Stored entries
——

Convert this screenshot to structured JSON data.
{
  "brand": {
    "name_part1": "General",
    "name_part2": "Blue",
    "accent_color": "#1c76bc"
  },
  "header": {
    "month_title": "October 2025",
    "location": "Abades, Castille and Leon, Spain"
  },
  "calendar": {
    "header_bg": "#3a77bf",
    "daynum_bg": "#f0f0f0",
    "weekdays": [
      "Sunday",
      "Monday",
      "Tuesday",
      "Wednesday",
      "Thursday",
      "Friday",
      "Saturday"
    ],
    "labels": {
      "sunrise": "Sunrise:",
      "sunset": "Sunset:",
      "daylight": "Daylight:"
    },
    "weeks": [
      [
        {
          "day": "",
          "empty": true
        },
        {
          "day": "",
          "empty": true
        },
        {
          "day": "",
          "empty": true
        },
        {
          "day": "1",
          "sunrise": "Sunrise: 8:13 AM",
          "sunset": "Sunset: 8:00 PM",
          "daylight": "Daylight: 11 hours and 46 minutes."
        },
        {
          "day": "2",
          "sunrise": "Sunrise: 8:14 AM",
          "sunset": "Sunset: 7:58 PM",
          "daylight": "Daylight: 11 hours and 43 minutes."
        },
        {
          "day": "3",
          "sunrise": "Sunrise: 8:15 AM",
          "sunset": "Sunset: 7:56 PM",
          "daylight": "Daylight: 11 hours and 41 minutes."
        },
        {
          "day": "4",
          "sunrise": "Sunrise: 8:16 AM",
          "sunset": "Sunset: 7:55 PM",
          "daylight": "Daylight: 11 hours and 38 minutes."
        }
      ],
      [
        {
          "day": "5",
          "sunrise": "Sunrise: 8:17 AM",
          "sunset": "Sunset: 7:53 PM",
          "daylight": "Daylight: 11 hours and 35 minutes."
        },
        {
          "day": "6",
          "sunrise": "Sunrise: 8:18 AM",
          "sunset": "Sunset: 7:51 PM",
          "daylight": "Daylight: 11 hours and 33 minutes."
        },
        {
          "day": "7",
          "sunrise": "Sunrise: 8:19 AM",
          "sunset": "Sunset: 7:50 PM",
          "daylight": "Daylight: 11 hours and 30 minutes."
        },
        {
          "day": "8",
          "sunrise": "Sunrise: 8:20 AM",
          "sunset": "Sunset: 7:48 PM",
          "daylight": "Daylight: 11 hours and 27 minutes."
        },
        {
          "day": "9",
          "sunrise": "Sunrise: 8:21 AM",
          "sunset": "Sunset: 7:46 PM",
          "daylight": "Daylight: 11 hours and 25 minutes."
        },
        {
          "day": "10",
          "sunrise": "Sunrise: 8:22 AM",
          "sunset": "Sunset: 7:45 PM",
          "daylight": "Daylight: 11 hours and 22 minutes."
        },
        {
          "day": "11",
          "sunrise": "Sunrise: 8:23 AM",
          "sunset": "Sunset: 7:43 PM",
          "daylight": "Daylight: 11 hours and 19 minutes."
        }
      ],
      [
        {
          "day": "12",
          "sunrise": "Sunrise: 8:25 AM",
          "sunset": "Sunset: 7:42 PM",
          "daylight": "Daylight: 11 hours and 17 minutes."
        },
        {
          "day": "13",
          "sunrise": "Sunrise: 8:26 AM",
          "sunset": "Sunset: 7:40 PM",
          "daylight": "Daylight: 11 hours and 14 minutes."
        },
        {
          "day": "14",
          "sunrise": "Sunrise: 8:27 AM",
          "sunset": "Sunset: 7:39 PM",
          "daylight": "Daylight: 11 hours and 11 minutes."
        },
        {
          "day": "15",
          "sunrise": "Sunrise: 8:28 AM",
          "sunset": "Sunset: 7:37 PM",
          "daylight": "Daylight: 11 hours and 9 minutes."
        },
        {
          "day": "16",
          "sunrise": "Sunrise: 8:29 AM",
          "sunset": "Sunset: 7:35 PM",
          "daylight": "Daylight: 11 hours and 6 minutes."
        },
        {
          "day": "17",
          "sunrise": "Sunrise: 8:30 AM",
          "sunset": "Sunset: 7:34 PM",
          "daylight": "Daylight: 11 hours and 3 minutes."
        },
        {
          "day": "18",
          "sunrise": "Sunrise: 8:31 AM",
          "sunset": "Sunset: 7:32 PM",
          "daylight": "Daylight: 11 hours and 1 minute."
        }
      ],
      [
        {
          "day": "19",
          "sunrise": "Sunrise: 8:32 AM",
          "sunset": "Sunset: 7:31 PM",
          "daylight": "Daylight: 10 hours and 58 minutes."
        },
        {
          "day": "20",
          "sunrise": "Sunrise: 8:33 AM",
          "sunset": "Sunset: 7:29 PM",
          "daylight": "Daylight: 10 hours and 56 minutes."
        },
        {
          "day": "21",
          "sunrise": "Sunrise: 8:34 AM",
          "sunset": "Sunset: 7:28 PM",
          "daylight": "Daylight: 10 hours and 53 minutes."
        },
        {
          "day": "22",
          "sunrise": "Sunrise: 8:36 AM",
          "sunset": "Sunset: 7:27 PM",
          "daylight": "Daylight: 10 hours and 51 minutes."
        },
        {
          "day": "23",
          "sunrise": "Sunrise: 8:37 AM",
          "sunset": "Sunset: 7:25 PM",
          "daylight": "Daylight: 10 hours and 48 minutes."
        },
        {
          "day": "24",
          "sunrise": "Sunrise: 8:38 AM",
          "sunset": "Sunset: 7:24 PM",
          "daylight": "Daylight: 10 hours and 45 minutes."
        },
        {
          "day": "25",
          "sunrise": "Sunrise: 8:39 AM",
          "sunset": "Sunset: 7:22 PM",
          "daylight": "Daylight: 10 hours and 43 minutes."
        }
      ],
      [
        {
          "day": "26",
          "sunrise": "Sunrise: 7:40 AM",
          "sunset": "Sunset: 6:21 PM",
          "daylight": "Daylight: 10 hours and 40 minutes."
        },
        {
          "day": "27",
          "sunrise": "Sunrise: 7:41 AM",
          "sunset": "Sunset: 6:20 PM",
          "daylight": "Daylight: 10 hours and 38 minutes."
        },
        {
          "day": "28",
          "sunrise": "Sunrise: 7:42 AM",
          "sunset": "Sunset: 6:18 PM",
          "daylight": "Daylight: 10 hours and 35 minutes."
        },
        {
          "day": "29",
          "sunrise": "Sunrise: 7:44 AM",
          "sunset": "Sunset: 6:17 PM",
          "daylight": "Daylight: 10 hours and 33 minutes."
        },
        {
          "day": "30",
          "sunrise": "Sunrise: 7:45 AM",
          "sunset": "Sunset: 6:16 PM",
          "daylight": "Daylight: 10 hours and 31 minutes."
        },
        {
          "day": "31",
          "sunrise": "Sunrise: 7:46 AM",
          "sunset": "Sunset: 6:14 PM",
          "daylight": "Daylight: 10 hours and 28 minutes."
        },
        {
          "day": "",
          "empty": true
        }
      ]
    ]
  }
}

——

# Goal
Restate the listing above word for word.

# Full response
Convert this screenshot to structured JSON data.
{
  "brand": {
    "name_part1": "General",
    "name_part2": "Blue",
    "accent_color": "#1c76bc"
  },
  "header": {
    "month_title": "October 2025",
    "location": "Abades, Castille and Leon, Spain"
  },
  "calendar": {
    "header_bg": "#3a77bf",
    "daynum_bg": "#f0f0f0",
    "weekdays": [
      "Sunday",
      "Monday",
      "Tuesday",
      "Wednesday",
      "Thursday",
      "Friday",
      "Saturday"
    ],
    "labels": {
      "sunrise": "Sunrise:",
      "sunset": "Sunset:",
      "daylight": "Daylight:"
    },
    "weeks": [
      [
        {
          "day": "",
          "empty": true
        },
        {
          "day": "",
          "empty": true
        },
        {
          "day": "",
          "empty": true
        },
        {
          "day": "1",
          "sunrise": "Sunrise: 8:13 AM",
          "sunset": "Sunset: 8:00 PM",
          "daylight": "Daylight: 11 hours and 46 minutes."
        },
        {
          "day": "2",
          "sunrise": "Sunrise: 8:14 AM",
          "sunset": "Sunset: 7:58 PM",
          "daylight": "Daylight: 11 hours and 43 minutes."
        },
        {
          "day": "3",
          "sunrise": "Sunrise: 8:15 AM",
          "sunset": "Sunset: 7:56 PM",
          "daylight": "Daylight: 11 hours and 41 minutes."
        },
        {
          "day": "4",
          "sunrise": "Sunrise: 8:16 AM",
          "sunset": "Sunset: 7:55 PM",
          "daylight": "Daylight: 11 hours and 38 minutes."
        }
      ],
      [
        {
          "day": "5",
          "sunrise": "Sunrise: 8:17 AM",
          "sunset": "Sunset: 7:53 PM",
          "daylight": "Daylight: 11 hours and 35 minutes."
        },
        {
          "day": "6",
          "sunrise": "Sunrise: 8:18 AM",
          "sunset": "Sunset: 7:51 PM",
          "daylight": "Daylight: 11 hours and 33 minutes."
        },
        {
          "day": "7",
          "sunrise": "Sunrise: 8:19 AM",
          "sunset": "Sunset: 7:50 PM",
          "daylight": "Daylight: 11 hours and 30 minutes."
        },
        {
          "day": "8",
          "sunrise": "Sunrise: 8:20 AM",
          "sunset": "Sunset: 7:48 PM",
          "daylight": "Daylight: 11 hours and 27 minutes."
        },
        {
          "day": "9",
          "sunrise": "Sunrise: 8:21 AM",
          "sunset": "Sunset: 7:46 PM",
          "daylight": "Daylight: 11 hours and 25 minutes."
        },
        {
          "day": "10",
          "sunrise": "Sunrise: 8:22 AM",
          "sunset": "Sunset: 7:45 PM",
          "daylight": "Daylight: 11 hours and 22 minutes."
        },
        {
          "day": "11",
          "sunrise": "Sunrise: 8:23 AM",
          "sunset": "Sunset: 7:43 PM",
          "daylight": "Daylight: 11 hours and 19 minutes."
        }
      ],
      [
        {
          "day": "12",
          "sunrise": "Sunrise: 8:25 AM",
          "sunset": "Sunset: 7:42 PM",
          "daylight": "Daylight: 11 hours and 17 minutes."
        },
        {
          "day": "13",
          "sunrise": "Sunrise: 8:26 AM",
          "sunset": "Sunset: 7:40 PM",
          "daylight": "Daylight: 11 hours and 14 minutes."
        },
        {
          "day": "14",
          "sunrise": "Sunrise: 8:27 AM",
          "sunset": "Sunset: 7:39 PM",
          "daylight": "Daylight: 11 hours and 11 minutes."
        },
        {
          "day": "15",
          "sunrise": "Sunrise: 8:28 AM",
          "sunset": "Sunset: 7:37 PM",
          "daylight": "Daylight: 11 hours and 9 minutes."
        },
        {
          "day": "16",
          "sunrise": "Sunrise: 8:29 AM",
          "sunset": "Sunset: 7:35 PM",
          "daylight": "Daylight: 11 hours and 6 minutes."
        },
        {
          "day": "17",
          "sunrise": "Sunrise: 8:30 AM",
          "sunset": "Sunset: 7:34 PM",
          "daylight": "Daylight: 11 hours and 3 minutes."
        },
        {
          "day": "18",
          "sunrise": "Sunrise: 8:31 AM",
          "sunset": "Sunset: 7:32 PM",
          "daylight": "Daylight: 11 hours and 1 minute."
        }
      ],
      [
        {
          "day": "19",
          "sunrise": "Sunrise: 8:32 AM",
          "sunset": "Sunset: 7:31 PM",
          "daylight": "Daylight: 10 hours and 58 minutes."
        },
        {
          "day": "20",
          "sunrise": "Sunrise: 8:33 AM",
          "sunset": "Sunset: 7:29 PM",
          "daylight": "Daylight: 10 hours and 56 minutes."
        },
        {
          "day": "21",
          "sunrise": "Sunrise: 8:34 AM",
          "sunset": "Sunset: 7:28 PM",
          "daylight": "Daylight: 10 hours and 53 minutes."
        },
        {
          "day": "22",
          "sunrise": "Sunrise: 8:36 AM",
          "sunset": "Sunset: 7:27 PM",
          "daylight": "Daylight: 10 hours and 51 minutes."
        },
        {
          "day": "23",
          "sunrise": "Sunrise: 8:37 AM",
          "sunset": "Sunset: 7:25 PM",
          "daylight": "Daylight: 10 hours and 48 minutes."
        },
        {
          "day": "24",
          "sunrise": "Sunrise: 8:38 AM",
          "sunset": "Sunset: 7:24 PM",
          "daylight": "Daylight: 10 hours and 45 minutes."
        },
        {
          "day": "25",
          "sunrise": "Sunrise: 8:39 AM",
          "sunset": "Sunset: 7:22 PM",
          "daylight": "Daylight: 10 hours and 43 minutes."
        }
      ],
      [
        {
          "day": "26",
          "sunrise": "Sunrise: 7:40 AM",
          "sunset": "Sunset: 6:21 PM",
          "daylight": "Daylight: 10 hours and 40 minutes."
        },
        {
          "day": "27",
          "sunrise": "Sunrise: 7:41 AM",
          "sunset": "Sunset: 6:20 PM",
          "daylight": "Daylight: 10 hours and 38 minutes."
        },
        {
          "day": "28",
          "sunrise": "Sunrise: 7:42 AM",
          "sunset": "Sunset: 6:18 PM",
          "daylight": "Daylight: 10 hours and 35 minutes."
        },
        {
          "day": "29",
          "sunrise": "Sunrise: 7:44 AM",
          "sunset": "Sunset: 6:17 PM",
          "daylight": "Daylight: 10 hours and 33 minutes."
        },
        {
          "day": "30",
          "sunrise": "Sunrise: 7:45 AM",
          "sunset": "Sunset: 6:16 PM",
          "daylight": "Daylight: 10 hours and 31 minutes."
        },
        {
          "day": "31",
          "sunrise": "Sunrise: 7:46 AM",
          "sunset": "Sunset: 6:14 PM",
          "daylight": "Daylight: 10 hours and 28 minutes."
        },
        {
          "day": "",
          "empty": true
        }
      ]
    ]
  }
}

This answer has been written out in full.